• Actions to take
1. In the post about Google's fiber broadband networks, reproduce word for word the passage from "While your favourite" to "high-speed internet development.".
2. Pick up the post about Google's fiber broadband networks after its final sentence and keep writing it.

• Text excerpt
--- START ---

Can you hear me now?

Posted by Editor in Uncategorized

While your favourite major ISPs bemoan and gnash their teeth to regulators across North America about how hard it is to manage capacity and why they can’t possibly provide faster unfiltered access to the masses or to the independent resellers…

Google is launching experimental fibre broadband networks in several U.S. cities in an effort to push high-speed internet development.

The networks, which will be available to between 50,000 and 500,000 people “at a competitive price,” will offer connection speeds up of up to one gigabit per second, or more than 100 times faster than what most Americans have access to today, Google said.

Google said it also wants to learn about deploying fibre, and it plans to share its networks so that other internet service providers can connect to it.

“We’ll operate an ‘open access’ network, giving users the choice of multiple service providers,” Ingersoll and Kelly wrote. “And consistent with our past advocacy, we’ll manage our network in an open, non-discriminatory and transparent way.”

--- END ---

• Recorded information

--- START ---

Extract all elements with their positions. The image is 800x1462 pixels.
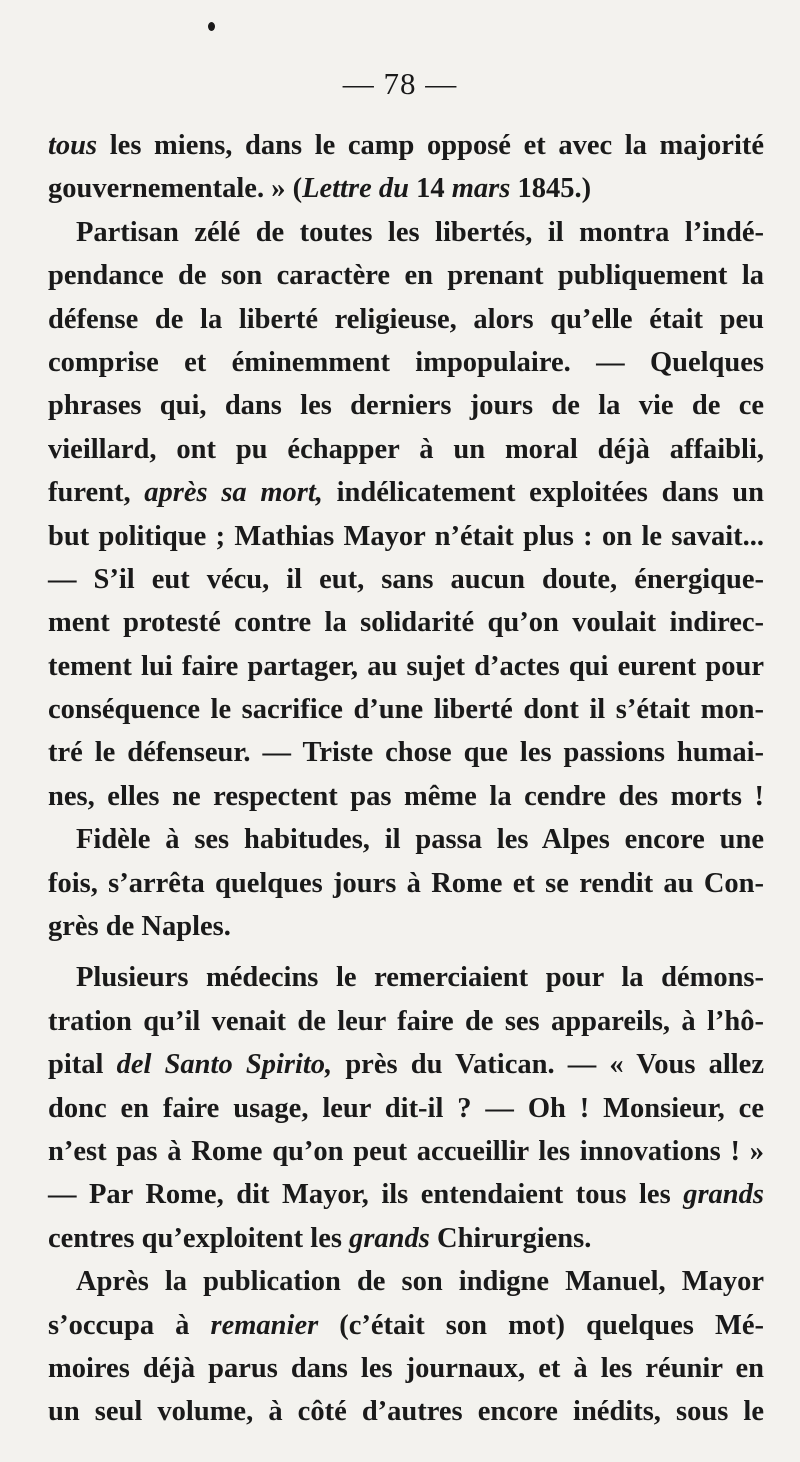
text-line: Après la publication de son indigne Manuel, Mayor	[76, 1266, 764, 1298]
text-line: gouvernementale. » (Lettre du 14 mars 1845.)	[48, 173, 592, 205]
text-line: n’est pas à Rome qu’on peut accueillir les innovations ! »	[48, 1135, 764, 1167]
page-number: — 78 —	[342, 66, 458, 101]
text-line: pital del Santo Spirito, près du Vatican. — « Vous allez	[48, 1049, 764, 1081]
text-line: nes, elles ne respectent pas même la cendre des morts !	[48, 780, 764, 812]
text-line: furent, après sa mort, indélicatement exploitées dans un	[48, 477, 765, 509]
text-line: but politique ; Mathias Mayor n’était plus : on le savait...	[48, 520, 764, 552]
text-line: tous les miens, dans le camp opposé et avec la majorité	[48, 130, 764, 161]
text-line: tement lui faire partager, au sujet d’actes qui eurent pour	[48, 650, 764, 682]
text-line: tré le défenseur. — Triste chose que les passions humai-	[48, 737, 764, 769]
body-text	[48, 124, 764, 1434]
text-line: — Par Rome, dit Mayor, ils entendaient tous les grands	[48, 1179, 764, 1211]
text-line: conséquence le sacrifice d’une liberté dont il s’était mon-	[48, 694, 764, 726]
text-line: défense de la liberté religieuse, alors qu’elle était peu	[48, 303, 764, 335]
text-line: un seul volume, à côté d’autres encore inédits, sous le	[48, 1396, 764, 1428]
text-line: s’occupa à remanier (c’était son mot) quelques Mé-	[48, 1309, 764, 1341]
ink-speck	[208, 22, 215, 31]
text-line: tration qu’il venait de leur faire de ses appareils, à l’hô-	[48, 1005, 764, 1037]
text-line: centres qu’exploitent les grands Chirurgiens.	[48, 1222, 592, 1254]
paragraph-gap	[48, 948, 764, 956]
text-line: vieillard, ont pu échapper à un moral déjà affaibli,	[48, 433, 764, 465]
text-line: phrases qui, dans les derniers jours de la vie de ce	[48, 390, 764, 422]
text-line: pendance de son caractère en prenant publiquement la	[48, 260, 764, 292]
text-line: ment protesté contre la solidarité qu’on voulait indirec-	[48, 607, 764, 639]
text-line: moires déjà parus dans les journaux, et à les réunir en	[48, 1352, 764, 1384]
text-line: grès de Naples.	[48, 911, 231, 943]
text-line: comprise et éminemment impopulaire. — Quelques	[48, 346, 764, 378]
text-line: Partisan zélé de toutes les libertés, il montra l’indé-	[76, 216, 764, 248]
text-line: Plusieurs médecins le remerciaient pour la démons-	[76, 962, 764, 994]
text-line: — S’il eut vécu, il eut, sans aucun doute, énergique-	[48, 563, 764, 595]
text-line: donc en faire usage, leur dit-il ? — Oh ! Monsieur, ce	[48, 1092, 764, 1124]
text-line: Fidèle à ses habitudes, il passa les Alpes encore une	[76, 824, 764, 856]
text-line: fois, s’arrêta quelques jours à Rome et se rendit au Con-	[48, 867, 764, 899]
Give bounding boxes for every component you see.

--- END ---

• Written responses
1.
While your favourite major ISPs bemoan and gnash their teeth to regulators across North America about how hard it is to manage capacity and why they can’t possibly provide faster unfiltered access to the masses or to the independent resellers…

Google is launching experimental fibre broadband networks in several U.S. cities in an effort to push high-speed internet development.

2.
In so doing, google is sticking a major fork in the eye of the ISP lobby. Of course the real impediment to ultra-highspeed broadband has always been a severe business model issue, never a technical one. With such bandwidth, last century’s distribution models like “broadcast TV”, “cable packages” or “paying for telephone service or long distance” become highly irrelevant.

Meanwhile in Canada, the CRTC still refuses to enforce their own mandates by not forcing Bell to offer anything more than 5Mbits of service to independent ISPs. For the record 5MBit is 200 times slower that a Gigabit.

Read more: Google launching fibre broadband networks

  • Michael B
    Compare apples to apples. Let's see Google provide the service with 90% population coverage for that price. The costs and challenges aren't servicing a downtown core, it's expanding that out to a broadly distributed population.
  • WirelessNorth
    Thanks for your comment Michael. Google has since indicated (see our most recent post on google) that they have no intention of entering the ISP business, this is an RFP and open pilot they have announced which they hope to share the results of to the entire industry (and no doubt regulators).

    In reality the announcement is a stunt, designed to get the attention of ICT policy makers in a desire to push policy makers, regulators and indeed the industry to aim higher, much higher, when thinking about what our goals should be for broadband.

    Of course google themselves have everything to gain by resetting expectations ever higher for faster, more available broadband.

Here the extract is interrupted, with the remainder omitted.